Exercise instructions — Each record below must be returned exactly as shown.

[Items from a figure collection]
+++

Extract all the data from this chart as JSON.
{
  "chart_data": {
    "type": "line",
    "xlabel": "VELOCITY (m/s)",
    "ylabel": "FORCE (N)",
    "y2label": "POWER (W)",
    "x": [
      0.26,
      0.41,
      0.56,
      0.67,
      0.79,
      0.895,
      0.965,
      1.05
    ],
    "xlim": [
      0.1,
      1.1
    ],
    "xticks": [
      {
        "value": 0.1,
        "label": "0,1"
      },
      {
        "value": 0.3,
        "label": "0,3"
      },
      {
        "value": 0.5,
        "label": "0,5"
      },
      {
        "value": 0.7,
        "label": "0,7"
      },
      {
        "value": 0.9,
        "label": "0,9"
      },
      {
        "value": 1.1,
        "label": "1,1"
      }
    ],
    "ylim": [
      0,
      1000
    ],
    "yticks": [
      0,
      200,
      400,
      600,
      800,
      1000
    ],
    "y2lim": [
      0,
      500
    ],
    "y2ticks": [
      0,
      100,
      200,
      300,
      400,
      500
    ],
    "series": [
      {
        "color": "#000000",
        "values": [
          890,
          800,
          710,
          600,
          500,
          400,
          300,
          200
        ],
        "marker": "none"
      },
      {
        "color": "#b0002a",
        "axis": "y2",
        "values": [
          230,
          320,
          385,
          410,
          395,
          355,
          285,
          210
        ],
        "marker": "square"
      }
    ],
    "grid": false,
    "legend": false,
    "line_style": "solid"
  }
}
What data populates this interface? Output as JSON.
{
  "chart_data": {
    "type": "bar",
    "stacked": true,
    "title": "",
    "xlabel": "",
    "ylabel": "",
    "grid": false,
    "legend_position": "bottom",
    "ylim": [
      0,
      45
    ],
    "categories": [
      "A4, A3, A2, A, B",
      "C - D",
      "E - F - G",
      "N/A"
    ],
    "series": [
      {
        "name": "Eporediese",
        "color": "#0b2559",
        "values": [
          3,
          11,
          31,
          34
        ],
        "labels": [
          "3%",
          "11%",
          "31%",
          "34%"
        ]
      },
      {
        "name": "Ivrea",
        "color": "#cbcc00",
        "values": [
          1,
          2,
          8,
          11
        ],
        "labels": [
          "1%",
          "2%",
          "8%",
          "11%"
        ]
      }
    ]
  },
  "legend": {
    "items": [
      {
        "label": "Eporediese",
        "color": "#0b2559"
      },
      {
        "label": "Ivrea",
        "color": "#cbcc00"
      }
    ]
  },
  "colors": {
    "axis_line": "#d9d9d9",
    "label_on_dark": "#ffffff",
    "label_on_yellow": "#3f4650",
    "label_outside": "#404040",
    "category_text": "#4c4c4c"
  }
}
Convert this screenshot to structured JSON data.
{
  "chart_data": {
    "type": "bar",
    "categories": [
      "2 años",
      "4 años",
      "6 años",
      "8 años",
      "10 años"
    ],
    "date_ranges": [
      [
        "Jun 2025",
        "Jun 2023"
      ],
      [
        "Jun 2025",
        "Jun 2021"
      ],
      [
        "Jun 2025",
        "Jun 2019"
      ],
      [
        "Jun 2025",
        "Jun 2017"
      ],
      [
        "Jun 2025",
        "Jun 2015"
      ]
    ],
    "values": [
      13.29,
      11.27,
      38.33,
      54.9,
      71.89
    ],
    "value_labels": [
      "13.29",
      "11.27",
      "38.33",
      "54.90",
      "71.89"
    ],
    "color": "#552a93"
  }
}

+++

The solution —
Extract all the data from this chart as JSON.
{
  "chart_data": {
    "type": "line",
    "xlabel": "VELOCITY (m/s)",
    "ylabel": "FORCE (N)",
    "y2label": "POWER (W)",
    "x": [
      0.26,
      0.41,
      0.56,
      0.67,
      0.79,
      0.895,
      0.965,
      1.05
    ],
    "xlim": [
      0.1,
      1.1
    ],
    "xticks": [
      {
        "value": 0.1,
        "label": "0,1"
      },
      {
        "value": 0.3,
        "label": "0,3"
      },
      {
        "value": 0.5,
        "label": "0,5"
      },
      {
        "value": 0.7,
        "label": "0,7"
      },
      {
        "value": 0.9,
        "label": "0,9"
      },
      {
        "value": 1.1,
        "label": "1,1"
      }
    ],
    "ylim": [
      0,
      1000
    ],
    "yticks": [
      0,
      200,
      400,
      600,
      800,
      1000
    ],
    "y2lim": [
      0,
      500
    ],
    "y2ticks": [
      0,
      100,
      200,
      300,
      400,
      500
    ],
    "series": [
      {
        "color": "#000000",
        "values": [
          890,
          800,
          710,
          600,
          500,
          400,
          300,
          200
        ],
        "marker": "none"
      },
      {
        "color": "#b0002a",
        "axis": "y2",
        "values": [
          230,
          320,
          385,
          410,
          395,
          355,
          285,
          210
        ],
        "marker": "square"
      }
    ],
    "grid": false,
    "legend": false,
    "line_style": "solid"
  }
}
What data populates this interface? Output as JSON.
{
  "chart_data": {
    "type": "bar",
    "stacked": true,
    "title": "",
    "xlabel": "",
    "ylabel": "",
    "grid": false,
    "legend_position": "bottom",
    "ylim": [
      0,
      45
    ],
    "categories": [
      "A4, A3, A2, A, B",
      "C - D",
      "E - F - G",
      "N/A"
    ],
    "series": [
      {
        "name": "Eporediese",
        "color": "#0b2559",
        "values": [
          3,
          11,
          31,
          34
        ],
        "labels": [
          "3%",
          "11%",
          "31%",
          "34%"
        ]
      },
      {
        "name": "Ivrea",
        "color": "#cbcc00",
        "values": [
          1,
          2,
          8,
          11
        ],
        "labels": [
          "1%",
          "2%",
          "8%",
          "11%"
        ]
      }
    ]
  },
  "legend": {
    "items": [
      {
        "label": "Eporediese",
        "color": "#0b2559"
      },
      {
        "label": "Ivrea",
        "color": "#cbcc00"
      }
    ]
  },
  "colors": {
    "axis_line": "#d9d9d9",
    "label_on_dark": "#ffffff",
    "label_on_yellow": "#3f4650",
    "label_outside": "#404040",
    "category_text": "#4c4c4c"
  }
}
Convert this screenshot to structured JSON data.
{
  "chart_data": {
    "type": "bar",
    "categories": [
      "2 años",
      "4 años",
      "6 años",
      "8 años",
      "10 años"
    ],
    "date_ranges": [
      [
        "Jun 2025",
        "Jun 2023"
      ],
      [
        "Jun 2025",
        "Jun 2021"
      ],
      [
        "Jun 2025",
        "Jun 2019"
      ],
      [
        "Jun 2025",
        "Jun 2017"
      ],
      [
        "Jun 2025",
        "Jun 2015"
      ]
    ],
    "values": [
      13.29,
      11.27,
      38.33,
      54.9,
      71.89
    ],
    "value_labels": [
      "13.29",
      "11.27",
      "38.33",
      "54.90",
      "71.89"
    ],
    "color": "#552a93"
  }
}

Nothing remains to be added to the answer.